Figure record listings
**********

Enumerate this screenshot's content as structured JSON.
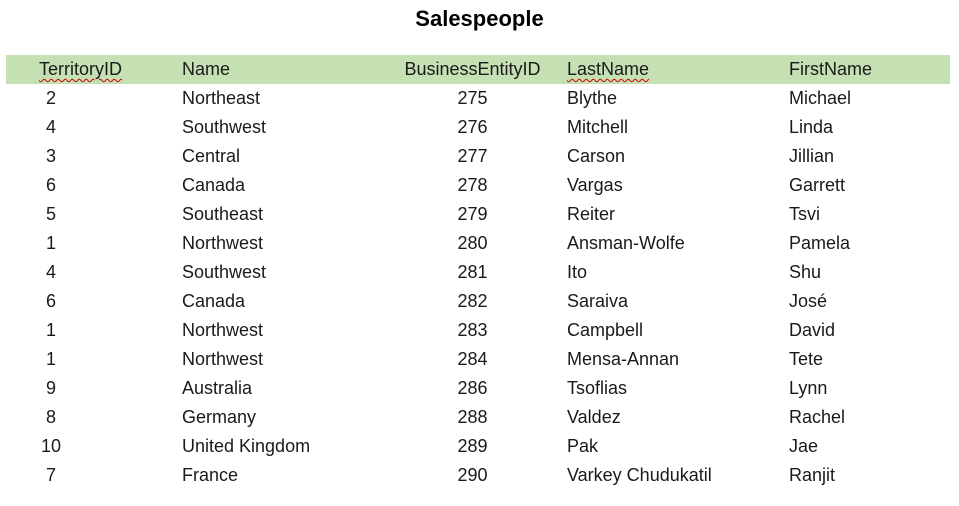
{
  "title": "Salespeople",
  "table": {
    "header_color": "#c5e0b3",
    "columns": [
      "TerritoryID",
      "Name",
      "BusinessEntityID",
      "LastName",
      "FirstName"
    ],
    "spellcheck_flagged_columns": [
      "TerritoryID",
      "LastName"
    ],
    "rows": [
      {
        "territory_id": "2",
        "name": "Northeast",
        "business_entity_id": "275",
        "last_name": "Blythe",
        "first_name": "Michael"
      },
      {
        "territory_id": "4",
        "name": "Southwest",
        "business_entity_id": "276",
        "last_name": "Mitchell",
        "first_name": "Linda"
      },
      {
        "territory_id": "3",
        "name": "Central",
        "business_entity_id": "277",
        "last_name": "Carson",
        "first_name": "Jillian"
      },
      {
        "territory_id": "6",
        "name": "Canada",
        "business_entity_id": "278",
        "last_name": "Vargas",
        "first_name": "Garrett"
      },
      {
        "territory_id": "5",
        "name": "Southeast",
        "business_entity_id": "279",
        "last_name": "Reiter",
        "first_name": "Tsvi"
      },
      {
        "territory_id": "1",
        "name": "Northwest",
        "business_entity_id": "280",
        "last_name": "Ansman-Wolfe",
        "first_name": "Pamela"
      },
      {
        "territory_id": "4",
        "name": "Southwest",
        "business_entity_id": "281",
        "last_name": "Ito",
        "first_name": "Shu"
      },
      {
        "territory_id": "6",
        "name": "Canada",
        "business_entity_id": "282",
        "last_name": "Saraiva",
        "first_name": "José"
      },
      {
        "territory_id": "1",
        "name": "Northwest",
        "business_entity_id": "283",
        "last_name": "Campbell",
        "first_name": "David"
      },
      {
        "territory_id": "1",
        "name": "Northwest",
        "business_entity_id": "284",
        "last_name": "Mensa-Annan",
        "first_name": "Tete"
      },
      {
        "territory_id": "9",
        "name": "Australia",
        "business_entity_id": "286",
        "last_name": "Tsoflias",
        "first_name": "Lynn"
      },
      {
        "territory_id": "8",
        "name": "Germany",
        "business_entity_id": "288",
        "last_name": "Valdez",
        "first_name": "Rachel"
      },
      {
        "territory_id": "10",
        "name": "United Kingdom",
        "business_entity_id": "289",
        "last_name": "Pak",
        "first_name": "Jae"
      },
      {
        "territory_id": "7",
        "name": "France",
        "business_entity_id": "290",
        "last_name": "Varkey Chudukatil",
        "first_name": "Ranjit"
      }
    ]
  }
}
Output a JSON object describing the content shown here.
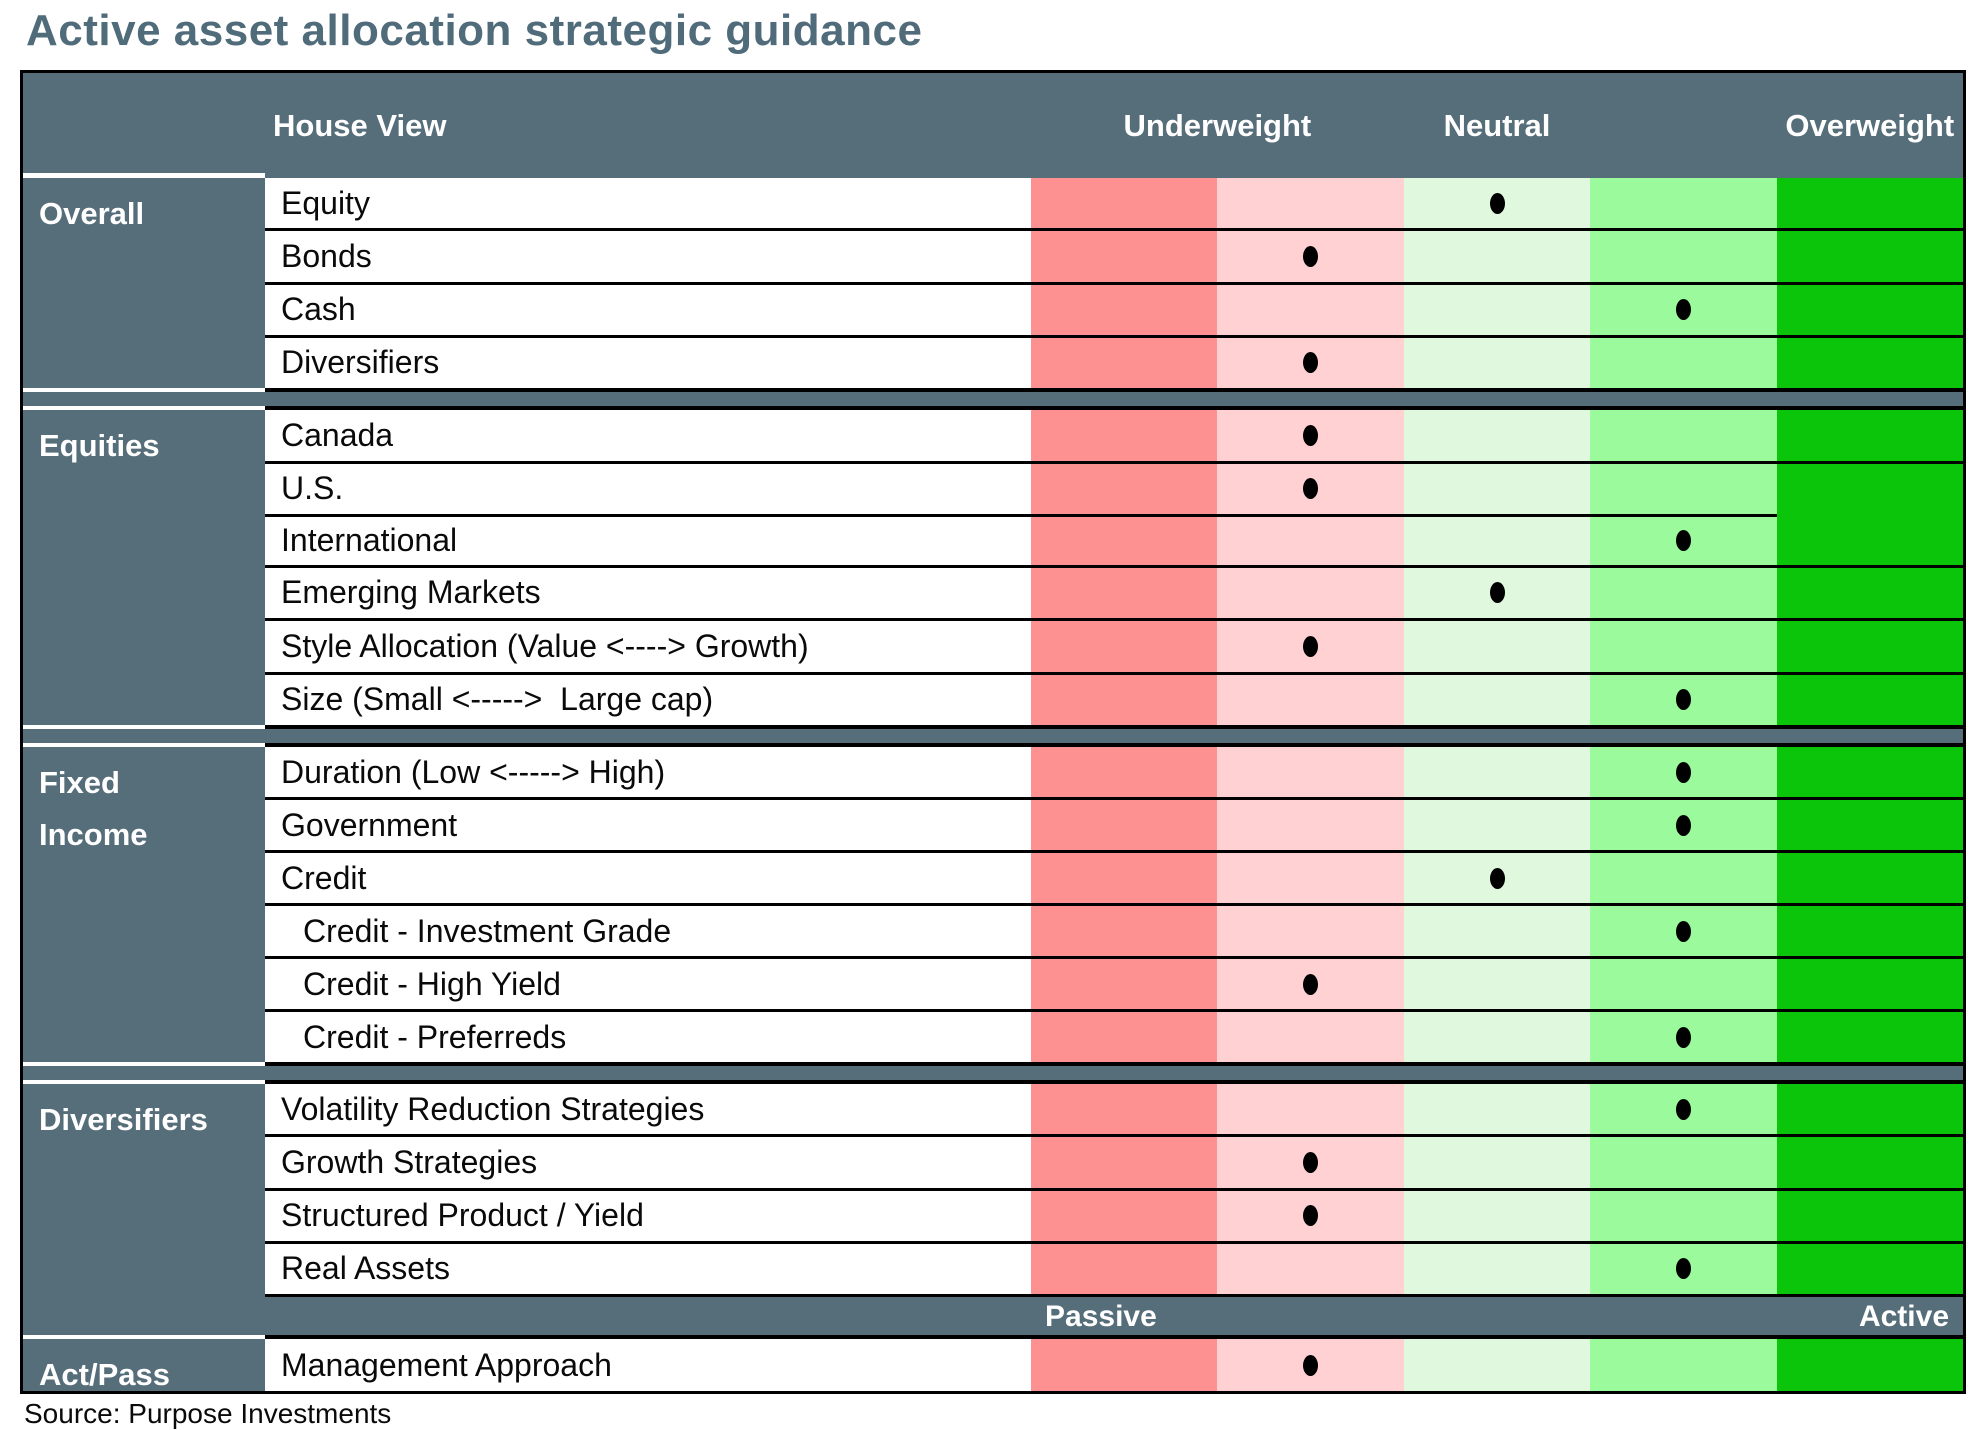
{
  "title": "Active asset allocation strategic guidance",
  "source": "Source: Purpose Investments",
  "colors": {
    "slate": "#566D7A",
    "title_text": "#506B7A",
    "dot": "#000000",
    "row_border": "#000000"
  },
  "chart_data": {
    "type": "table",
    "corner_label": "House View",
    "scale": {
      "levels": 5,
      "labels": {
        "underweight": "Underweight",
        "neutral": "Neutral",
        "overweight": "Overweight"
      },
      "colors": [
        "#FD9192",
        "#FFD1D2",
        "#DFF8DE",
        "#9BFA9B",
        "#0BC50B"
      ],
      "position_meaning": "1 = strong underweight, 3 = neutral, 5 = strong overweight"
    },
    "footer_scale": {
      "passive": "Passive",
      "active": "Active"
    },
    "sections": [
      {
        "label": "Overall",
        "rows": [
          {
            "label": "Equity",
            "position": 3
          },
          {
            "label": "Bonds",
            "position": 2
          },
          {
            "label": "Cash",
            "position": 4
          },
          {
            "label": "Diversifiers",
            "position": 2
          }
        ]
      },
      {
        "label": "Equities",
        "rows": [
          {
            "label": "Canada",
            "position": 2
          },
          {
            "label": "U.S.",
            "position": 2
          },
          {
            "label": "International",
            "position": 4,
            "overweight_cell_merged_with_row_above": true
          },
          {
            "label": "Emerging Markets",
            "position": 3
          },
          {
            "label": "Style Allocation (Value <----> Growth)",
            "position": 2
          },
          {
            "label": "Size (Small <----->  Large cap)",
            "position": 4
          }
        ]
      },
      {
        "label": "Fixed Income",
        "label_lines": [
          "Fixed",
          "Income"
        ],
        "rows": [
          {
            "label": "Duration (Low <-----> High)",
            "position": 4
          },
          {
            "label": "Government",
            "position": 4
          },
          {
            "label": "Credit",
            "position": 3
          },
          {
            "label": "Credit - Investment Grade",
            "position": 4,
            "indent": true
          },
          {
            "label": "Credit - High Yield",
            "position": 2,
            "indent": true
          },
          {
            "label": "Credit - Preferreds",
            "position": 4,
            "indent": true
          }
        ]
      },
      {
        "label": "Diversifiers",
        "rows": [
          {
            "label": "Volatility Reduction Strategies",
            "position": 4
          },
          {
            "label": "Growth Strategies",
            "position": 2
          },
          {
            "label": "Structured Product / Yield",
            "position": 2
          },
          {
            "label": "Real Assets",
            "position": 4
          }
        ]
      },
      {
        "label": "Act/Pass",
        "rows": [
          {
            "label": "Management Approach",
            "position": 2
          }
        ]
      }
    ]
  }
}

**********

→ **TASK REQUIREMENTS**: Each entry above should be reproduced exactly, with the pictures removed.

→ **OUTPUT FOR THIS EXERCISE**:
Enumerate this screenshot's content as structured JSON.
{
  "title": "Salespeople",
  "table": {
    "header_color": "#c5e0b3",
    "columns": [
      "TerritoryID",
      "Name",
      "BusinessEntityID",
      "LastName",
      "FirstName"
    ],
    "spellcheck_flagged_columns": [
      "TerritoryID",
      "LastName"
    ],
    "rows": [
      {
        "territory_id": "2",
        "name": "Northeast",
        "business_entity_id": "275",
        "last_name": "Blythe",
        "first_name": "Michael"
      },
      {
        "territory_id": "4",
        "name": "Southwest",
        "business_entity_id": "276",
        "last_name": "Mitchell",
        "first_name": "Linda"
      },
      {
        "territory_id": "3",
        "name": "Central",
        "business_entity_id": "277",
        "last_name": "Carson",
        "first_name": "Jillian"
      },
      {
        "territory_id": "6",
        "name": "Canada",
        "business_entity_id": "278",
        "last_name": "Vargas",
        "first_name": "Garrett"
      },
      {
        "territory_id": "5",
        "name": "Southeast",
        "business_entity_id": "279",
        "last_name": "Reiter",
        "first_name": "Tsvi"
      },
      {
        "territory_id": "1",
        "name": "Northwest",
        "business_entity_id": "280",
        "last_name": "Ansman-Wolfe",
        "first_name": "Pamela"
      },
      {
        "territory_id": "4",
        "name": "Southwest",
        "business_entity_id": "281",
        "last_name": "Ito",
        "first_name": "Shu"
      },
      {
        "territory_id": "6",
        "name": "Canada",
        "business_entity_id": "282",
        "last_name": "Saraiva",
        "first_name": "José"
      },
      {
        "territory_id": "1",
        "name": "Northwest",
        "business_entity_id": "283",
        "last_name": "Campbell",
        "first_name": "David"
      },
      {
        "territory_id": "1",
        "name": "Northwest",
        "business_entity_id": "284",
        "last_name": "Mensa-Annan",
        "first_name": "Tete"
      },
      {
        "territory_id": "9",
        "name": "Australia",
        "business_entity_id": "286",
        "last_name": "Tsoflias",
        "first_name": "Lynn"
      },
      {
        "territory_id": "8",
        "name": "Germany",
        "business_entity_id": "288",
        "last_name": "Valdez",
        "first_name": "Rachel"
      },
      {
        "territory_id": "10",
        "name": "United Kingdom",
        "business_entity_id": "289",
        "last_name": "Pak",
        "first_name": "Jae"
      },
      {
        "territory_id": "7",
        "name": "France",
        "business_entity_id": "290",
        "last_name": "Varkey Chudukatil",
        "first_name": "Ranjit"
      }
    ]
  }
}
Output a JSON object describing the content shown here.
{
  "title": "Active asset allocation strategic guidance",
  "source": "Source: Purpose Investments",
  "colors": {
    "slate": "#566D7A",
    "title_text": "#506B7A",
    "dot": "#000000",
    "row_border": "#000000"
  },
  "chart_data": {
    "type": "table",
    "corner_label": "House View",
    "scale": {
      "levels": 5,
      "labels": {
        "underweight": "Underweight",
        "neutral": "Neutral",
        "overweight": "Overweight"
      },
      "colors": [
        "#FD9192",
        "#FFD1D2",
        "#DFF8DE",
        "#9BFA9B",
        "#0BC50B"
      ],
      "position_meaning": "1 = strong underweight, 3 = neutral, 5 = strong overweight"
    },
    "footer_scale": {
      "passive": "Passive",
      "active": "Active"
    },
    "sections": [
      {
        "label": "Overall",
        "rows": [
          {
            "label": "Equity",
            "position": 3
          },
          {
            "label": "Bonds",
            "position": 2
          },
          {
            "label": "Cash",
            "position": 4
          },
          {
            "label": "Diversifiers",
            "position": 2
          }
        ]
      },
      {
        "label": "Equities",
        "rows": [
          {
            "label": "Canada",
            "position": 2
          },
          {
            "label": "U.S.",
            "position": 2
          },
          {
            "label": "International",
            "position": 4,
            "overweight_cell_merged_with_row_above": true
          },
          {
            "label": "Emerging Markets",
            "position": 3
          },
          {
            "label": "Style Allocation (Value <----> Growth)",
            "position": 2
          },
          {
            "label": "Size (Small <----->  Large cap)",
            "position": 4
          }
        ]
      },
      {
        "label": "Fixed Income",
        "label_lines": [
          "Fixed",
          "Income"
        ],
        "rows": [
          {
            "label": "Duration (Low <-----> High)",
            "position": 4
          },
          {
            "label": "Government",
            "position": 4
          },
          {
            "label": "Credit",
            "position": 3
          },
          {
            "label": "Credit - Investment Grade",
            "position": 4,
            "indent": true
          },
          {
            "label": "Credit - High Yield",
            "position": 2,
            "indent": true
          },
          {
            "label": "Credit - Preferreds",
            "position": 4,
            "indent": true
          }
        ]
      },
      {
        "label": "Diversifiers",
        "rows": [
          {
            "label": "Volatility Reduction Strategies",
            "position": 4
          },
          {
            "label": "Growth Strategies",
            "position": 2
          },
          {
            "label": "Structured Product / Yield",
            "position": 2
          },
          {
            "label": "Real Assets",
            "position": 4
          }
        ]
      },
      {
        "label": "Act/Pass",
        "rows": [
          {
            "label": "Management Approach",
            "position": 2
          }
        ]
      }
    ]
  }
}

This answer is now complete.